EXTRACTED DATA ▸
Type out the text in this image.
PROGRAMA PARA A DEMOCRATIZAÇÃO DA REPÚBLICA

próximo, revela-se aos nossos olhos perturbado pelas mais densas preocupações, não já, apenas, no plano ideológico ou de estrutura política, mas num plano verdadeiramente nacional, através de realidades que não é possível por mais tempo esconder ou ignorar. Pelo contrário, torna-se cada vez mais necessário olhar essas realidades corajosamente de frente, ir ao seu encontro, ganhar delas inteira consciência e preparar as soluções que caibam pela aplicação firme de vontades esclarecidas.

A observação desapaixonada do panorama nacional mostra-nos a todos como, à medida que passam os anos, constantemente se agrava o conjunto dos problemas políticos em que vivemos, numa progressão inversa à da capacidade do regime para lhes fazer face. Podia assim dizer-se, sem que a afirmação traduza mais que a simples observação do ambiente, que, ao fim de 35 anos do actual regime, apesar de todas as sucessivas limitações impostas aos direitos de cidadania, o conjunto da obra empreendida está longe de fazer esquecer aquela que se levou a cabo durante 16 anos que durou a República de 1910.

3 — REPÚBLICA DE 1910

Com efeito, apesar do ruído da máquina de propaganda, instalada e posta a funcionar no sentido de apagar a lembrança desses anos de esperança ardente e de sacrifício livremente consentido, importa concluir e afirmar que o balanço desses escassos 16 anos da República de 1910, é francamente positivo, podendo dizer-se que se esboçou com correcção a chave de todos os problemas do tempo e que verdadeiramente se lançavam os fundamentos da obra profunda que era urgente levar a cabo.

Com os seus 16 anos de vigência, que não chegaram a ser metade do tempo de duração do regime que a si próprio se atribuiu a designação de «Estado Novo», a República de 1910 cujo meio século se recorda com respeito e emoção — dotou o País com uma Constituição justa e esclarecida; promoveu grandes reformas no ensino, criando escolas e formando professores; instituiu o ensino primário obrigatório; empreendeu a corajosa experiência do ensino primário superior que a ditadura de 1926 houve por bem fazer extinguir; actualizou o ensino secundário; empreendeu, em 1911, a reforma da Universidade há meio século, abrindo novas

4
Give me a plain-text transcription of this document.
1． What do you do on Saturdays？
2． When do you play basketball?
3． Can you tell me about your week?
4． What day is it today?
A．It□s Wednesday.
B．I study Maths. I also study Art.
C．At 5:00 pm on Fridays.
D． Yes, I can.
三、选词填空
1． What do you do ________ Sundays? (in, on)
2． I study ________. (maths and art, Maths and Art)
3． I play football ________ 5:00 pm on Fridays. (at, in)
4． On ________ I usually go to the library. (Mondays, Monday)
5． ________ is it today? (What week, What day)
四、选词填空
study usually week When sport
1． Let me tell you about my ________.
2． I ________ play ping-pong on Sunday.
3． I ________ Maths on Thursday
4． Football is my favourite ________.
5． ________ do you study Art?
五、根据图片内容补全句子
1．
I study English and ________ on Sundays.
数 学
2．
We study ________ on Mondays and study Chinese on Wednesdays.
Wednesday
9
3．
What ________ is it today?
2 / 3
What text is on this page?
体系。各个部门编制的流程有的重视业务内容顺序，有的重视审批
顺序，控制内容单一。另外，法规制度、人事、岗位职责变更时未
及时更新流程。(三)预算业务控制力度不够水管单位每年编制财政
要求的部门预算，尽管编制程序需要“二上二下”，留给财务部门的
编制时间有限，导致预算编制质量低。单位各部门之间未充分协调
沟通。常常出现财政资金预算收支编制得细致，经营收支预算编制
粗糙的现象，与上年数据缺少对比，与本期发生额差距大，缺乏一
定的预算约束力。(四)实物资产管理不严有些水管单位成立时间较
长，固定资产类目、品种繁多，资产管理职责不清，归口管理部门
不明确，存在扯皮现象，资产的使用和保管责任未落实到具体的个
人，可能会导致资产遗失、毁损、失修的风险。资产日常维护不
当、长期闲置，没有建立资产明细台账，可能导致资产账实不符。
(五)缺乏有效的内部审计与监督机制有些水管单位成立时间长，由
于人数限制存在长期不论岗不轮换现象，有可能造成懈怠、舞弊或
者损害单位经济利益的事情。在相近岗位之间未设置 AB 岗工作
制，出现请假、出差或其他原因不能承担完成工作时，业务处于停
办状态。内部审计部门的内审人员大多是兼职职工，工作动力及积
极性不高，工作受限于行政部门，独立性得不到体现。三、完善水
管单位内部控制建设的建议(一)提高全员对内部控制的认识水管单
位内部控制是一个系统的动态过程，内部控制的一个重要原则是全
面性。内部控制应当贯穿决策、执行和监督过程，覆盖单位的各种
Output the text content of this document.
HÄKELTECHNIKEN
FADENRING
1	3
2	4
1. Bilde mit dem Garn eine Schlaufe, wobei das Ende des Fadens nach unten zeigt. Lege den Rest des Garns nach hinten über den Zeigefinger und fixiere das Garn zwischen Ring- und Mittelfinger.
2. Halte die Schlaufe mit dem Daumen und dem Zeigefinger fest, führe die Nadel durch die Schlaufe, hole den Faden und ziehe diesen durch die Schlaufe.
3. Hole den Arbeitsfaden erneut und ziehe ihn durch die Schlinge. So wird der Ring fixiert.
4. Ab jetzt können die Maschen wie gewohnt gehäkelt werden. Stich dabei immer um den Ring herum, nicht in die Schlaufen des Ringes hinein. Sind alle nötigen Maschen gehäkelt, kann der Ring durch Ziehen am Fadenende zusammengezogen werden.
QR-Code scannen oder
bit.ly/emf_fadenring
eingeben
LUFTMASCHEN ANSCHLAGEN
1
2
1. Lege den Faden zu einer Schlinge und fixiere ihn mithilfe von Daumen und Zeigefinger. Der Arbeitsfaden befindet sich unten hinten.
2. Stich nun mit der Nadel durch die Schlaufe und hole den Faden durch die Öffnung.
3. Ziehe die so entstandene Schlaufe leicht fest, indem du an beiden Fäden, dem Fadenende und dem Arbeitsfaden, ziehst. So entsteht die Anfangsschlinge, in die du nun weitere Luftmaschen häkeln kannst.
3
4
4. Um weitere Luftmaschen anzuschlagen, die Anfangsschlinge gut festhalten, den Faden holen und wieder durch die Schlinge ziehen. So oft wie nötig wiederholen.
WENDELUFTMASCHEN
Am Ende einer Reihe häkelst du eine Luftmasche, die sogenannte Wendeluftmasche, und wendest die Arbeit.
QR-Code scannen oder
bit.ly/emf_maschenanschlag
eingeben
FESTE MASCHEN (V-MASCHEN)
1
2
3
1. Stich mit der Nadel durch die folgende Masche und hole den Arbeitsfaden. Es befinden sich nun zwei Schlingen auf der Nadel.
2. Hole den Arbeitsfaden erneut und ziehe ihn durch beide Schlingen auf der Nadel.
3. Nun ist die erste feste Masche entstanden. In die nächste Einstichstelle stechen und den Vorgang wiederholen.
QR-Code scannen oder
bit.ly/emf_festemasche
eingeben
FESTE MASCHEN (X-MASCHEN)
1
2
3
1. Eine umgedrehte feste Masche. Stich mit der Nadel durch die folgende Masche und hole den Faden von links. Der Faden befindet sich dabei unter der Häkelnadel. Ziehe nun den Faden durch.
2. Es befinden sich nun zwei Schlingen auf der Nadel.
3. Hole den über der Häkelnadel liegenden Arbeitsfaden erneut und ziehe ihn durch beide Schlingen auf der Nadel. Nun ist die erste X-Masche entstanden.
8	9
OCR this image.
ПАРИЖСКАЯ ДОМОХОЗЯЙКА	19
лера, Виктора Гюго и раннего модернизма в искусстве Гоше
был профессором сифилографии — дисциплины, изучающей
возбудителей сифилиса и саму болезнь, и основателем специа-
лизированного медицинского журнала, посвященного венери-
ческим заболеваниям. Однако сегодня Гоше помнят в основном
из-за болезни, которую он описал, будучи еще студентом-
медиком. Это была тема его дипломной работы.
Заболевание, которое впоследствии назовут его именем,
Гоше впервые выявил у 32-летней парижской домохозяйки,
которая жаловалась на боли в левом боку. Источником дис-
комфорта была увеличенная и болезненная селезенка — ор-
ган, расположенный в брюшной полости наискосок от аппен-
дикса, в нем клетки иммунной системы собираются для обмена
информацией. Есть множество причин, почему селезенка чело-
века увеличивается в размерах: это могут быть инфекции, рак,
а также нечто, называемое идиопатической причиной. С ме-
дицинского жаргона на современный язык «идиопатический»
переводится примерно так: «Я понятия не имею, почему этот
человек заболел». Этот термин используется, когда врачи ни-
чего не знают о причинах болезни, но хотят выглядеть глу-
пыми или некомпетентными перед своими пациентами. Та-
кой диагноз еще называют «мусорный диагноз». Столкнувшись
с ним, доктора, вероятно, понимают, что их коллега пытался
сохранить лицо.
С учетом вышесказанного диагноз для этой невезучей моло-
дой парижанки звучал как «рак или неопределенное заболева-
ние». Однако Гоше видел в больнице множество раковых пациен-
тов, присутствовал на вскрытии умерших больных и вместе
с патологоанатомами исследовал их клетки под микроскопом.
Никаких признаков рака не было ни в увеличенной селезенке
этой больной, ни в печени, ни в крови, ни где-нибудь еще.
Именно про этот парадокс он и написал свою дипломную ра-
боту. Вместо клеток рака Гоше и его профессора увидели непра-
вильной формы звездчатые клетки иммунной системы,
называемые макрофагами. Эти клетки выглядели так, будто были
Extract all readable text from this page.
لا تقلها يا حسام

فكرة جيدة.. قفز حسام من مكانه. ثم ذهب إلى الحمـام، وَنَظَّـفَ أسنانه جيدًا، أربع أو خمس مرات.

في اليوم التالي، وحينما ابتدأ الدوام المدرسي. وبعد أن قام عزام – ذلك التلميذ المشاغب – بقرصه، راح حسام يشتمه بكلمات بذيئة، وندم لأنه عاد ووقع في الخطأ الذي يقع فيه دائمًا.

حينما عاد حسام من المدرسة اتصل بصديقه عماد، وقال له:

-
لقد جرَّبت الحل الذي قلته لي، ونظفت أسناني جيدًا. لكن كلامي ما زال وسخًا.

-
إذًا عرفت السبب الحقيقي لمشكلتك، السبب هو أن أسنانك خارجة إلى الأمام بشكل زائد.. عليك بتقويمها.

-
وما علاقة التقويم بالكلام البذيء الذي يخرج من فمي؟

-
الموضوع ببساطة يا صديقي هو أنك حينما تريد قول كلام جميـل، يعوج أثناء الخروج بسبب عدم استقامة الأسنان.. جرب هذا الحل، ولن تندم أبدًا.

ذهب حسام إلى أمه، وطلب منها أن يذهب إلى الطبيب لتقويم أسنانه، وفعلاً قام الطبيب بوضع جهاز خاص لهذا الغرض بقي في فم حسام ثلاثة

EXERCISE ▸ Each line that contains the word "клетки" counts toward the total; give only that total.

TASK SOLUTION ▸ 4